--- DATA ENTRIES ---
┄┄┄┄┄┄┄┄┄┄┄┄┄┄┄┄┄┄┄┄
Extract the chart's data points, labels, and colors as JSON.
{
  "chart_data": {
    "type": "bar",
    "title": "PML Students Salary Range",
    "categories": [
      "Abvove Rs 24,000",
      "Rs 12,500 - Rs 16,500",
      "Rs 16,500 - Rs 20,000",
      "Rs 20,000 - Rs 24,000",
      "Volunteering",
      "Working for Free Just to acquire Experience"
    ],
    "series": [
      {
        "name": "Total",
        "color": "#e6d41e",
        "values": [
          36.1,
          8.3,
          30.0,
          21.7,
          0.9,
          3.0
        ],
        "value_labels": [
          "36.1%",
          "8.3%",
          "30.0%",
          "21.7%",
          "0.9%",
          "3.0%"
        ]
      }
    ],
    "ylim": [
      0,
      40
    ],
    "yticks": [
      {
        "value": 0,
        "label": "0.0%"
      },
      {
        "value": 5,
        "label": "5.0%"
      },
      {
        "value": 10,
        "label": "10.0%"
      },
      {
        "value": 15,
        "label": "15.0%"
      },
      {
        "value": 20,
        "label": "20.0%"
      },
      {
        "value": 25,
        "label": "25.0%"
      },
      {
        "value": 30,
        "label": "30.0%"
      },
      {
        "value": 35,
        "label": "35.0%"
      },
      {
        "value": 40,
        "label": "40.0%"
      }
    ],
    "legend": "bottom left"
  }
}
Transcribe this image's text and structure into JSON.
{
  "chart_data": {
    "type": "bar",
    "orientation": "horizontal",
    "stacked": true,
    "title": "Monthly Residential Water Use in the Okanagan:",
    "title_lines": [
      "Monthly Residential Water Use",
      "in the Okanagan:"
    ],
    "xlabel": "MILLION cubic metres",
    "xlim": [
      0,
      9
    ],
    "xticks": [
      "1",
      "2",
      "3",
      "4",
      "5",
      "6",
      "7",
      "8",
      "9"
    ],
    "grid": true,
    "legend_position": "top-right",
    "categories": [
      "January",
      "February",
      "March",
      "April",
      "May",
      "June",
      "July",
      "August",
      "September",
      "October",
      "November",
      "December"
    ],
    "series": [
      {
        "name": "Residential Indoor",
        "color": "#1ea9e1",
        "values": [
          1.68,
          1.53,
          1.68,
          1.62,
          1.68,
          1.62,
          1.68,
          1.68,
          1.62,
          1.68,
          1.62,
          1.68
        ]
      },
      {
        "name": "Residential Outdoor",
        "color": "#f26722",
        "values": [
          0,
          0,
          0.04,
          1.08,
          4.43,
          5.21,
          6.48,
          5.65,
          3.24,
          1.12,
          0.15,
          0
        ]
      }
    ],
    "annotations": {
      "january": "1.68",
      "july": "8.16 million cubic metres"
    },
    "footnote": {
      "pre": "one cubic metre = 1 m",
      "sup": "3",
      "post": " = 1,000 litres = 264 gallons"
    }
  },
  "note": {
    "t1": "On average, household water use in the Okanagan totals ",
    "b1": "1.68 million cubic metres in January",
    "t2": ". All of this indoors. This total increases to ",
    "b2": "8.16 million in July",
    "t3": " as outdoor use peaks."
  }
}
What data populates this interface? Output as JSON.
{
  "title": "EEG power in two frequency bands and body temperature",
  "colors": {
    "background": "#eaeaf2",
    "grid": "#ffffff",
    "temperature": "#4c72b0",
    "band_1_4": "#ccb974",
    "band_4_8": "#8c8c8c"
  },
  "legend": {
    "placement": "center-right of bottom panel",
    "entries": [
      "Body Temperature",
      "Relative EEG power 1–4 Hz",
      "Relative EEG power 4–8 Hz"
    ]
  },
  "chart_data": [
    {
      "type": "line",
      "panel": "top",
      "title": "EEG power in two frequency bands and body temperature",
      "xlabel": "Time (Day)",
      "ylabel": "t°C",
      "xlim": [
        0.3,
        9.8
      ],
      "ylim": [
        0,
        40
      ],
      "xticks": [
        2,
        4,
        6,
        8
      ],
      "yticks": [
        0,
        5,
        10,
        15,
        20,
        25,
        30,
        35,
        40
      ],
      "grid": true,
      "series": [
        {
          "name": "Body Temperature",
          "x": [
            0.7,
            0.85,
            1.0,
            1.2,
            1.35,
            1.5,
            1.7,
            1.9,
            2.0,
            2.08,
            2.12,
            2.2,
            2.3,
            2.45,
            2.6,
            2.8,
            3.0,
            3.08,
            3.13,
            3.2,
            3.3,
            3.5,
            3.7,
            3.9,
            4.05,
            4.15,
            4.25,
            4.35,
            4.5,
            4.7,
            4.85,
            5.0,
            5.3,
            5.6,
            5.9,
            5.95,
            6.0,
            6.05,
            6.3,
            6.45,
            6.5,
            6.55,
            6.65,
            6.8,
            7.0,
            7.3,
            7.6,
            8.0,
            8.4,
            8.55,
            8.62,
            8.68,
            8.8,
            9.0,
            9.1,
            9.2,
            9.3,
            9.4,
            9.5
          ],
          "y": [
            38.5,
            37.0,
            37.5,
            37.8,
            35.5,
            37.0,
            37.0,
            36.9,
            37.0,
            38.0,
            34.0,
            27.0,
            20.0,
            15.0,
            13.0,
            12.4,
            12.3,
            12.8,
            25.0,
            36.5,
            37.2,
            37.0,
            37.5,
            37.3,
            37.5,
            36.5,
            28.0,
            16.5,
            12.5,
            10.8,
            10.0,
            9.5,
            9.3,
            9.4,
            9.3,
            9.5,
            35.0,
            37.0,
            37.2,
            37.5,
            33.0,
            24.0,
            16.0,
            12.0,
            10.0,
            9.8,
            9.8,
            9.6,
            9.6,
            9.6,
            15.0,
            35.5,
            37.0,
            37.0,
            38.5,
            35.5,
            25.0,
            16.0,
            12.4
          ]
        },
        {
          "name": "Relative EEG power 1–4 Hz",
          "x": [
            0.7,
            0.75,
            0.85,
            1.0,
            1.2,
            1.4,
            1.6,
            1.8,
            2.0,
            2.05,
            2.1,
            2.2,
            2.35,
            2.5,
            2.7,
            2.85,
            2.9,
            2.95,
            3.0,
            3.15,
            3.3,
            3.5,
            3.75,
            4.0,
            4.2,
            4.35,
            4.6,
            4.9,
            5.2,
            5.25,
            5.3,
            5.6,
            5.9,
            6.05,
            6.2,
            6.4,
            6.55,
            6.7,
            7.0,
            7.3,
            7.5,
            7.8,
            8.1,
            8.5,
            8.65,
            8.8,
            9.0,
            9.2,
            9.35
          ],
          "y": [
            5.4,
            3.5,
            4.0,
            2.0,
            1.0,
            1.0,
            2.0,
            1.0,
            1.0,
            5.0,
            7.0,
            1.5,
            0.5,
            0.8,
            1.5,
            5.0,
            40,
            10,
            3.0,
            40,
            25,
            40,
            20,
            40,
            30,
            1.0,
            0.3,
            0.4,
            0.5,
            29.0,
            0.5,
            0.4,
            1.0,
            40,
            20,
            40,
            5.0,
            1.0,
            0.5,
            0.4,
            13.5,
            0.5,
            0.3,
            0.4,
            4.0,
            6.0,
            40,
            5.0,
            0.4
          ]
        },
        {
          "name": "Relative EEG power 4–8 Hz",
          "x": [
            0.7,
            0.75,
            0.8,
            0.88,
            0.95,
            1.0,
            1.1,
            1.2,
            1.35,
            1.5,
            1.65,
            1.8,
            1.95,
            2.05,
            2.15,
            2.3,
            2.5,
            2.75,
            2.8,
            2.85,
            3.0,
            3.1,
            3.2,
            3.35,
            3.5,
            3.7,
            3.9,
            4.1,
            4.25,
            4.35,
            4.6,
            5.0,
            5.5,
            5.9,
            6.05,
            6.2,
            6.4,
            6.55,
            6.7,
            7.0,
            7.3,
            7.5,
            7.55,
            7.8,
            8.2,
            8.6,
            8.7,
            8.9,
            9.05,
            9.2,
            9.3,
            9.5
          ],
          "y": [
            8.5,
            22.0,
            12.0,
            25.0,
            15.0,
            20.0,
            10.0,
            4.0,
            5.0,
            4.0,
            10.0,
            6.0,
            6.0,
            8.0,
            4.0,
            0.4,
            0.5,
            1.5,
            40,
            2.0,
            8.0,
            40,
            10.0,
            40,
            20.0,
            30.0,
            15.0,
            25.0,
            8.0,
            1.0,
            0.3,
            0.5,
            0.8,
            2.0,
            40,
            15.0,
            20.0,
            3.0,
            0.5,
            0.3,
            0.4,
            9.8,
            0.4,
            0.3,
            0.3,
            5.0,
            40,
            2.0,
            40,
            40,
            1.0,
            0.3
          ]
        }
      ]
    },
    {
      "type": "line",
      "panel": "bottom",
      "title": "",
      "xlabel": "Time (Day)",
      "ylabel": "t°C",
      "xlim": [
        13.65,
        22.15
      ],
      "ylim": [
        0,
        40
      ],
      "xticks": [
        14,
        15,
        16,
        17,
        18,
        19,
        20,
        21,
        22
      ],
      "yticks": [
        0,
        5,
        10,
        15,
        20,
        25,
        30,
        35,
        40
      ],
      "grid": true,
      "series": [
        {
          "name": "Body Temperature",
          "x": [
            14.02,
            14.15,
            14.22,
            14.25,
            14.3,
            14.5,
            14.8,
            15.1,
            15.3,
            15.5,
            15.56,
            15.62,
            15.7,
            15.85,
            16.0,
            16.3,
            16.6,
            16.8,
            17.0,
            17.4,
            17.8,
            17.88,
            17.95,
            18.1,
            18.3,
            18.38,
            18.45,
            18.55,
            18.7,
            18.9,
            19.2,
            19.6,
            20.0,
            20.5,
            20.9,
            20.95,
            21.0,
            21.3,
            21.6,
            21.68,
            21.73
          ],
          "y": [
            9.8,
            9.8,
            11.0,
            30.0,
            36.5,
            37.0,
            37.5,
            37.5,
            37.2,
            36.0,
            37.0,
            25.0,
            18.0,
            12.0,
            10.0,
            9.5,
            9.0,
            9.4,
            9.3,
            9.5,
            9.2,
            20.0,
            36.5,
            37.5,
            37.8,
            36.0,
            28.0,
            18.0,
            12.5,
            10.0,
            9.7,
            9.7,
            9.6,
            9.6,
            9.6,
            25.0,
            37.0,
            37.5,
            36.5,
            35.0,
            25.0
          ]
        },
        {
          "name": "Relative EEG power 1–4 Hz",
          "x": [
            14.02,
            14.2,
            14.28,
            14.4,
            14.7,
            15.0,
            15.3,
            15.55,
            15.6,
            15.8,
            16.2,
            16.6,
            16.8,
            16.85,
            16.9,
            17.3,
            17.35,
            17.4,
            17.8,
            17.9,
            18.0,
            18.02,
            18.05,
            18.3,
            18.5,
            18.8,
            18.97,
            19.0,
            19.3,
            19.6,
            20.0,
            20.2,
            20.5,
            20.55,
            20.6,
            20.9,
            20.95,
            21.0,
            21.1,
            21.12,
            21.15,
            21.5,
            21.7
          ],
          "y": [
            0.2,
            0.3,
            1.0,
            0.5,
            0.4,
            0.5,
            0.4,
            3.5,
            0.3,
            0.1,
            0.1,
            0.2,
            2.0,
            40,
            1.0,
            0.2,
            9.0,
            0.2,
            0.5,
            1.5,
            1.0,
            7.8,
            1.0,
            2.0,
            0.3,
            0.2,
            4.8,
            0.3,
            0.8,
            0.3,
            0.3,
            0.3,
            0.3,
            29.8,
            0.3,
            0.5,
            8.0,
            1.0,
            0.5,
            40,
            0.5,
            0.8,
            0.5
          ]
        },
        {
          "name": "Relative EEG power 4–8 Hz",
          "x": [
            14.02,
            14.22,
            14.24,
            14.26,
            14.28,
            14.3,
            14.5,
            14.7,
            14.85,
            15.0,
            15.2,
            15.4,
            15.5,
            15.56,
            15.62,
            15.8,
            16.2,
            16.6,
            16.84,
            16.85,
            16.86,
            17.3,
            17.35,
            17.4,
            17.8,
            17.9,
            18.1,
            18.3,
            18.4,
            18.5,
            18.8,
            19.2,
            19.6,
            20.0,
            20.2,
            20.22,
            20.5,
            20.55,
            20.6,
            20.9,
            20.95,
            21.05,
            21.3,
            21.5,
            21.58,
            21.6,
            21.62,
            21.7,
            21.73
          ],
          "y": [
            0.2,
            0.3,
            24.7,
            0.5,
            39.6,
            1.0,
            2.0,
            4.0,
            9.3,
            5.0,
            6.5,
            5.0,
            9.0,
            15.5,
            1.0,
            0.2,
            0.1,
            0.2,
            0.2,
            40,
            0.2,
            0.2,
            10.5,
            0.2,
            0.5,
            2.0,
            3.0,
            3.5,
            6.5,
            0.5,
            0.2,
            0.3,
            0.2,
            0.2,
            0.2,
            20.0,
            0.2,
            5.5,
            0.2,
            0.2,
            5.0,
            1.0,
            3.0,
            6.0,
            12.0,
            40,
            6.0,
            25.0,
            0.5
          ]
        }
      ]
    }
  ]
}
┄┄┄┄┄┄┄┄┄┄┄┄┄┄┄┄┄┄┄┄
--- THE REQUEST ---
Lines that hold the word "this" are the ones to return, every one of them.

--- EXERCISE SOLUTION ---
Transcribe this image's text and structure into JSON.
    "t2": ". All of this indoors. This total increases to ",
What data populates this interface? Output as JSON.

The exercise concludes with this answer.